## What to do
Each line containing the word "cleaning" needs to be copied.

## Material provided
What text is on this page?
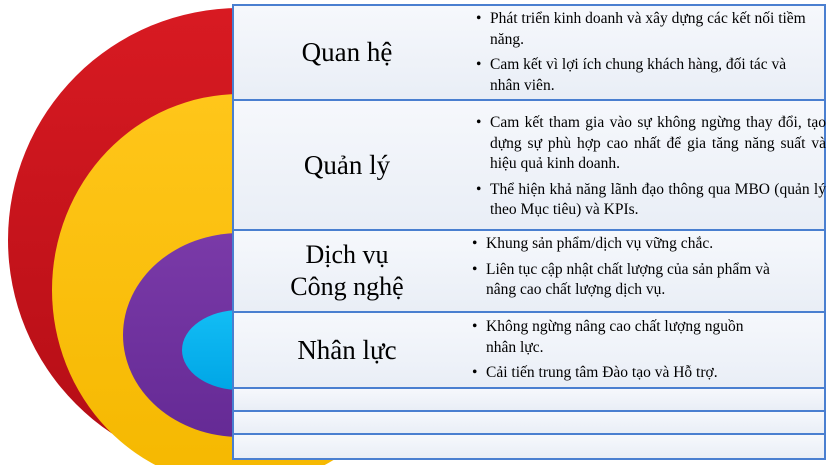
Quan hệ
• Phát triển kinh doanh và xây dựng các kết nối tiềm năng.
• Cam kết vì lợi ích chung khách hàng, đối tác và nhân viên.
Quản lý
• Cam kết tham gia vào sự không ngừng thay đổi, tạo dựng sự phù hợp cao nhất để gia tăng năng suất và hiệu quả kinh doanh.
• Thể hiện khả năng lãnh đạo thông qua MBO (quản lý theo Mục tiêu) và KPIs.
Dịch vụ
Công nghệ
• Khung sản phẩm/dịch vụ vững chắc.
• Liên tục cập nhật chất lượng của sản phẩm và nâng cao chất lượng dịch vụ.
Nhân lực
• Không ngừng nâng cao chất lượng nguồn nhân lực.
• Cải tiến trung tâm Đào tạo và Hỗ trợ.
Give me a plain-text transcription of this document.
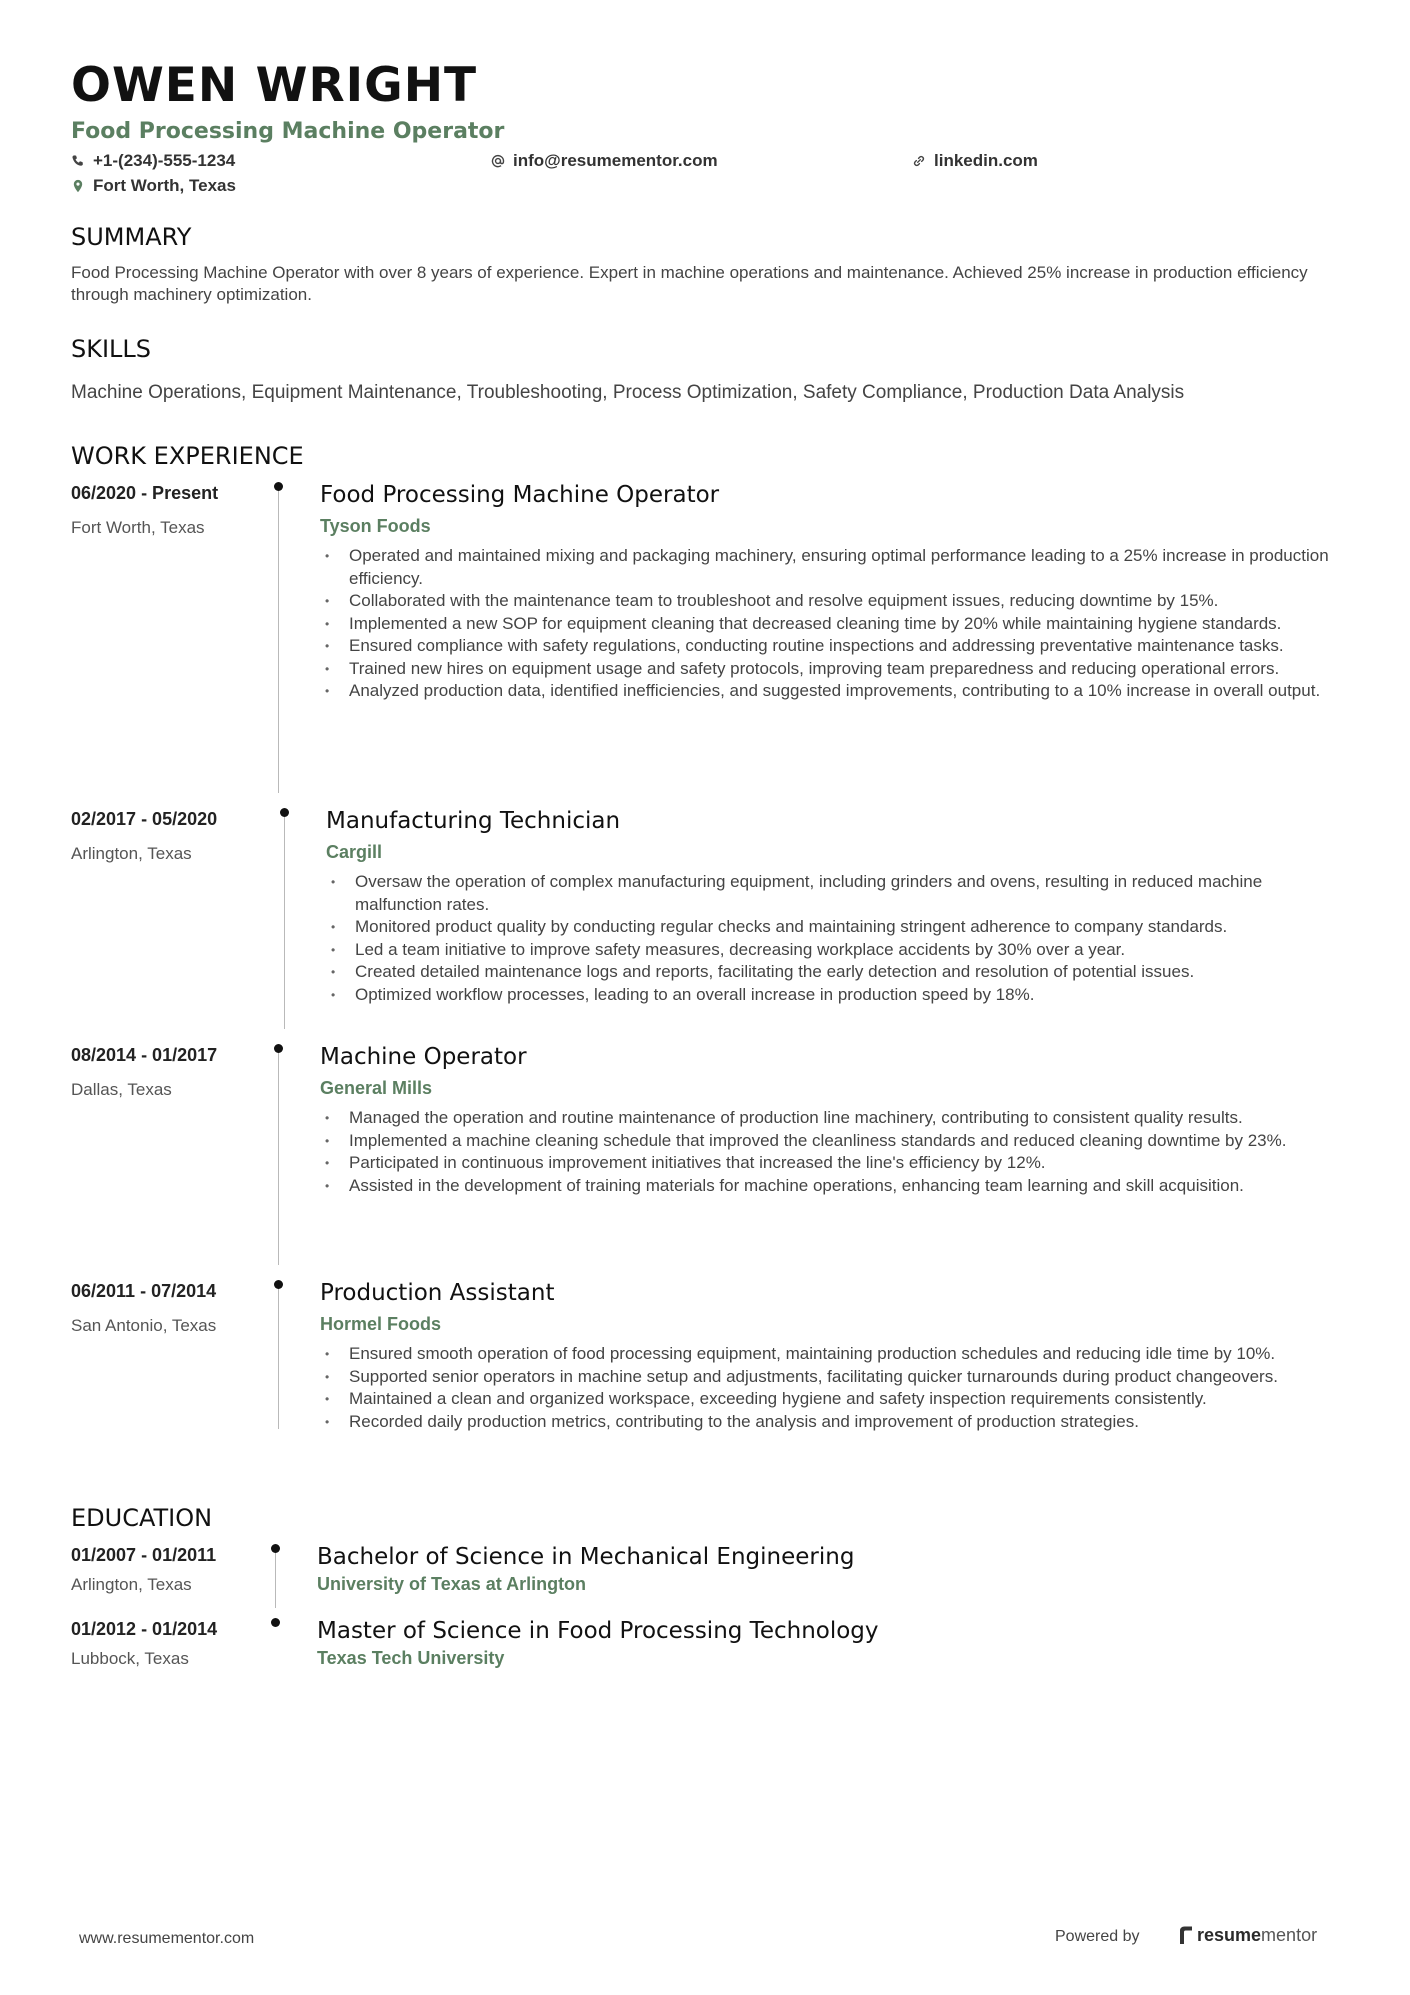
OWEN WRIGHT
Food Processing Machine Operator
+1-(234)-555-1234	info@resumementor.com	linkedin.com
Fort Worth, Texas
SUMMARY

Food Processing Machine Operator with over 8 years of experience. Expert in machine operations and maintenance. Achieved 25% increase in production efficiency through machinery optimization.

SKILLS

Machine Operations, Equipment Maintenance, Troubleshooting, Process Optimization, Safety Compliance, Production Data Analysis

WORK EXPERIENCE
06/2020 - Present
Fort Worth, Texas
Food Processing Machine Operator
Tyson Foods
• Operated and maintained mixing and packaging machinery, ensuring optimal performance leading to a 25% increase in production efficiency.
• Collaborated with the maintenance team to troubleshoot and resolve equipment issues, reducing downtime by 15%.
• Implemented a new SOP for equipment cleaning that decreased cleaning time by 20% while maintaining hygiene standards.
• Ensured compliance with safety regulations, conducting routine inspections and addressing preventative maintenance tasks.
• Trained new hires on equipment usage and safety protocols, improving team preparedness and reducing operational errors.
• Analyzed production data, identified inefficiencies, and suggested improvements, contributing to a 10% increase in overall output.
02/2017 - 05/2020
Arlington, Texas
Manufacturing Technician
Cargill
• Oversaw the operation of complex manufacturing equipment, including grinders and ovens, resulting in reduced machine malfunction rates.
• Monitored product quality by conducting regular checks and maintaining stringent adherence to company standards.
• Led a team initiative to improve safety measures, decreasing workplace accidents by 30% over a year.
• Created detailed maintenance logs and reports, facilitating the early detection and resolution of potential issues.
• Optimized workflow processes, leading to an overall increase in production speed by 18%.
08/2014 - 01/2017
Dallas, Texas
Machine Operator
General Mills
• Managed the operation and routine maintenance of production line machinery, contributing to consistent quality results.
• Implemented a machine cleaning schedule that improved the cleanliness standards and reduced cleaning downtime by 23%.
• Participated in continuous improvement initiatives that increased the line's efficiency by 12%.
• Assisted in the development of training materials for machine operations, enhancing team learning and skill acquisition.
06/2011 - 07/2014
San Antonio, Texas
Production Assistant
Hormel Foods
• Ensured smooth operation of food processing equipment, maintaining production schedules and reducing idle time by 10%.
• Supported senior operators in machine setup and adjustments, facilitating quicker turnarounds during product changeovers.
• Maintained a clean and organized workspace, exceeding hygiene and safety inspection requirements consistently.
• Recorded daily production metrics, contributing to the analysis and improvement of production strategies.
EDUCATION
01/2007 - 01/2011
Arlington, Texas
Bachelor of Science in Mechanical Engineering
University of Texas at Arlington
01/2012 - 01/2014
Lubbock, Texas
Master of Science in Food Processing Technology
Texas Tech University
www.resumementor.com	Powered by	resumementor
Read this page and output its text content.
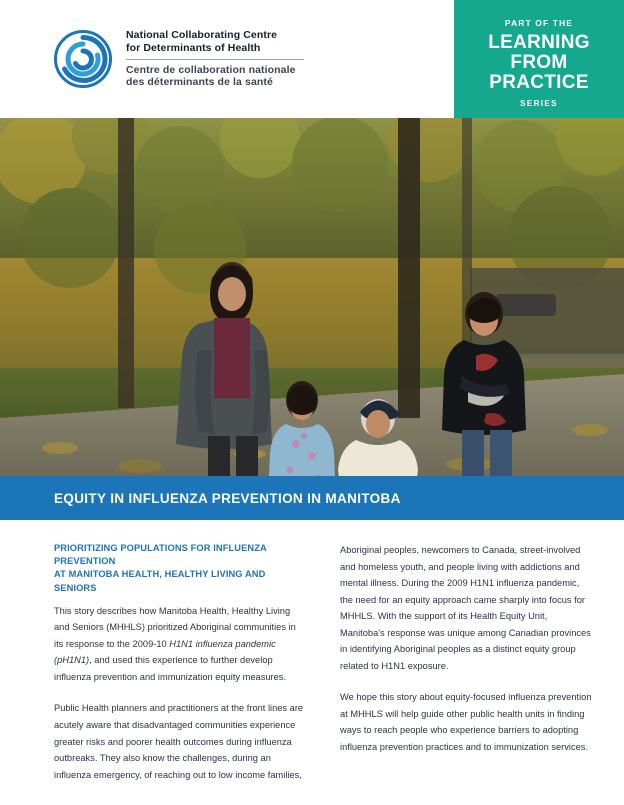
National Collaborating Centre
for Determinants of Health
Centre de collaboration nationale
des déterminants de la santé
PART OF THE
LEARNING
FROM
PRACTICE
SERIES
EQUITY IN INFLUENZA PREVENTION IN MANITOBA
PRIORITIZING POPULATIONS FOR INFLUENZA PREVENTION
AT MANITOBA HEALTH, HEALTHY LIVING AND SENIORS

This story describes how Manitoba Health, Healthy Living and Seniors (MHHLS) prioritized Aboriginal communities in its response to the 2009-10 H1N1 influenza pandemic (pH1N1), and used this experience to further develop influenza prevention and immunization equity measures.

Public Health planners and practitioners at the front lines are acutely aware that disadvantaged communities experience greater risks and poorer health outcomes during influenza outbreaks. They also know the challenges, during an influenza emergency, of reaching out to low income families,

Aboriginal peoples, newcomers to Canada, street-involved and homeless youth, and people living with addictions and mental illness. During the 2009 H1N1 influenza pandemic, the need for an equity approach came sharply into focus for MHHLS. With the support of its Health Equity Unit, Manitoba's response was unique among Canadian provinces in identifying Aboriginal peoples as a distinct equity group related to H1N1 exposure.

We hope this story about equity-focused influenza prevention at MHHLS will help guide other public health units in finding ways to reach people who experience barriers to adopting influenza prevention practices and to immunization services.
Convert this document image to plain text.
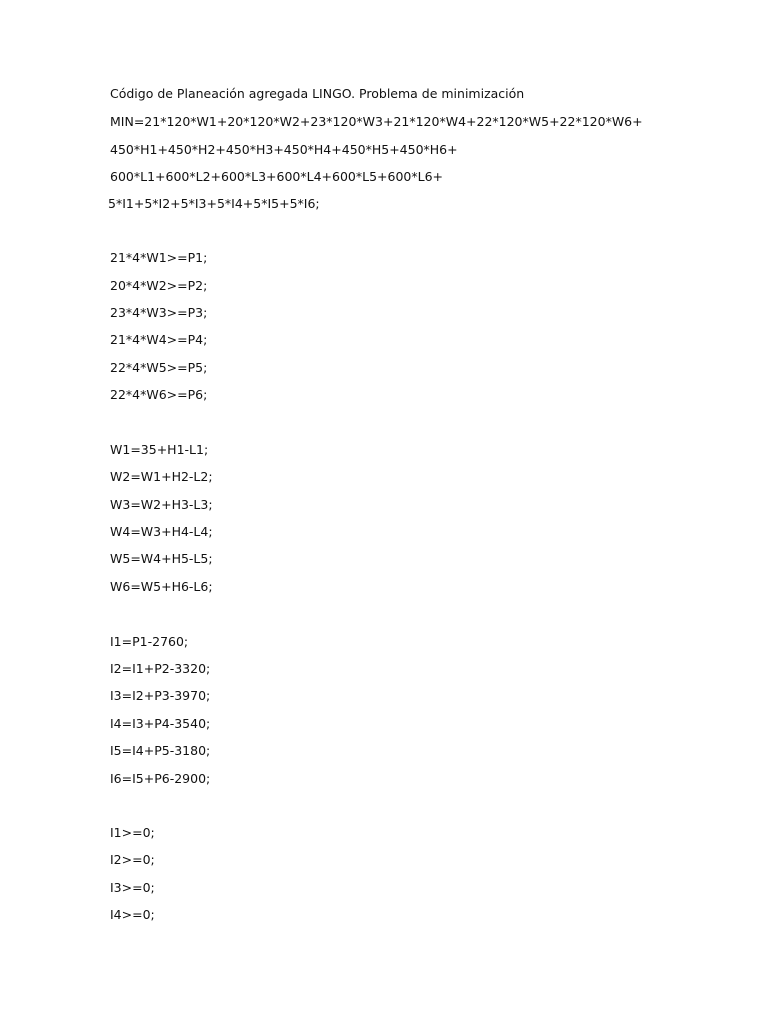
Código de Planeación agregada LINGO. Problema de minimización
MIN=21*120*W1+20*120*W2+23*120*W3+21*120*W4+22*120*W5+22*120*W6+
450*H1+450*H2+450*H3+450*H4+450*H5+450*H6+
600*L1+600*L2+600*L3+600*L4+600*L5+600*L6+
5*I1+5*I2+5*I3+5*I4+5*I5+5*I6;
21*4*W1>=P1;
20*4*W2>=P2;
23*4*W3>=P3;
21*4*W4>=P4;
22*4*W5>=P5;
22*4*W6>=P6;
W1=35+H1-L1;
W2=W1+H2-L2;
W3=W2+H3-L3;
W4=W3+H4-L4;
W5=W4+H5-L5;
W6=W5+H6-L6;
I1=P1-2760;
I2=I1+P2-3320;
I3=I2+P3-3970;
I4=I3+P4-3540;
I5=I4+P5-3180;
I6=I5+P6-2900;
I1>=0;
I2>=0;
I3>=0;
I4>=0;
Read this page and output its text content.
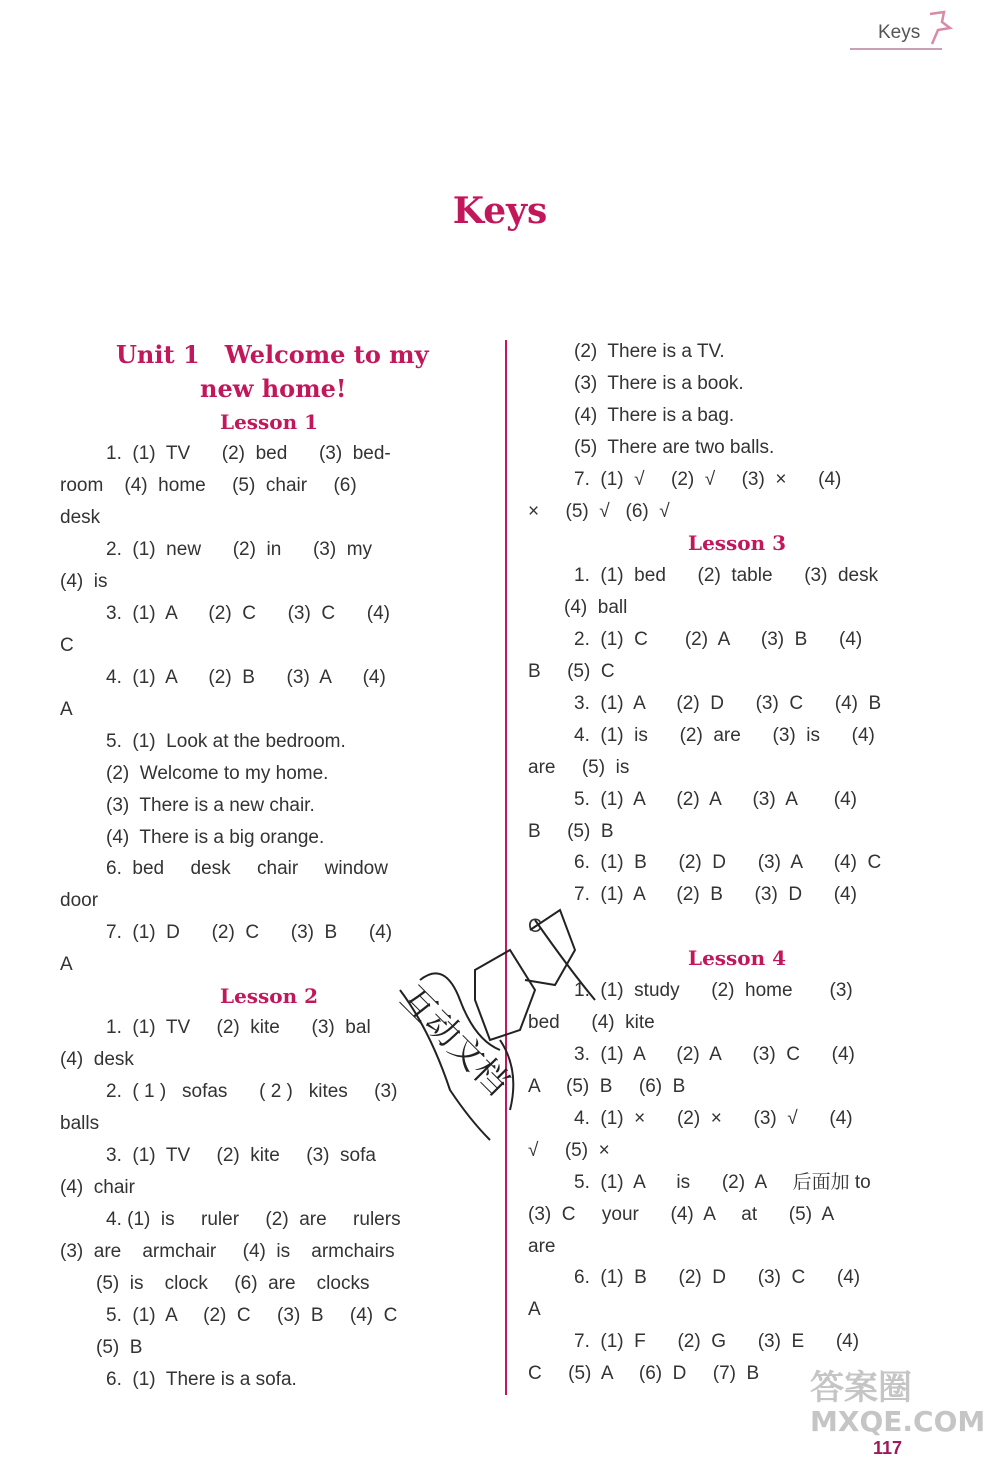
Keys
Keys
Unit 1   Welcome to my
new home!
Lesson 1
1.  (1)  TV      (2)  bed      (3)  bed-
room    (4)  home     (5)  chair     (6)
desk
2.  (1)  new      (2)  in      (3)  my
(4)  is
3.  (1)  A      (2)  C      (3)  C      (4)
C
4.  (1)  A      (2)  B      (3)  A      (4)
A
5.  (1)  Look at the bedroom.
(2)  Welcome to my home.
(3)  There is a new chair.
(4)  There is a big orange.
6.  bed     desk     chair     window
door
7.  (1)  D      (2)  C      (3)  B      (4)
A
Lesson 2
1.  (1)  TV     (2)  kite      (3)  bal
(4)  desk
2.  ( 1 )   sofas      ( 2 )   kites     (3)
balls
3.  (1)  TV     (2)  kite     (3)  sofa
(4)  chair
4. (1)  is     ruler     (2)  are     rulers
(3)  are    armchair     (4)  is    armchairs
(5)  is    clock     (6)  are    clocks
5.  (1)  A     (2)  C     (3)  B     (4)  C
(5)  B
6.  (1)  There is a sofa.
(2)  There is a TV.
(3)  There is a book.
(4)  There is a bag.
(5)  There are two balls.
7.  (1)  √     (2)  √     (3)  ×      (4)
×     (5)  √   (6)  √
Lesson 3
1.  (1)  bed      (2)  table      (3)  desk
(4)  ball
2.  (1)  C       (2)  A      (3)  B      (4)
B     (5)  C
3.  (1)  A      (2)  D      (3)  C      (4)  B
4.  (1)  is      (2)  are      (3)  is      (4)
are     (5)  is
5.  (1)  A      (2)  A      (3)  A       (4)
B     (5)  B
6.  (1)  B      (2)  D      (3)  A      (4)  C
7.  (1)  A      (2)  B      (3)  D      (4)
C
Lesson 4
1.  (1)  study      (2)  home       (3)
bed      (4)  kite
3.  (1)  A      (2)  A      (3)  C      (4)
A     (5)  B     (6)  B
4.  (1)  ×      (2)  ×      (3)  √      (4)
√     (5)  ×
5.  (1)  A      is      (2)  A     后面加 to
(3)  C     your      (4)  A     at      (5)  A
are
6.  (1)  B      (2)  D      (3)  C      (4)
A
7.  (1)  F      (2)  G      (3)  E      (4)
C     (5)  A     (6)  D     (7)  B
互动文档
答案圈
MXQE.COM
117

## The result
• Implemented a new SOP for equipment cleaning that decreased cleaning time by 20% while maintaining hygiene standards.
• Implemented a machine cleaning schedule that improved the cleanliness standards and reduced cleaning downtime by 23%.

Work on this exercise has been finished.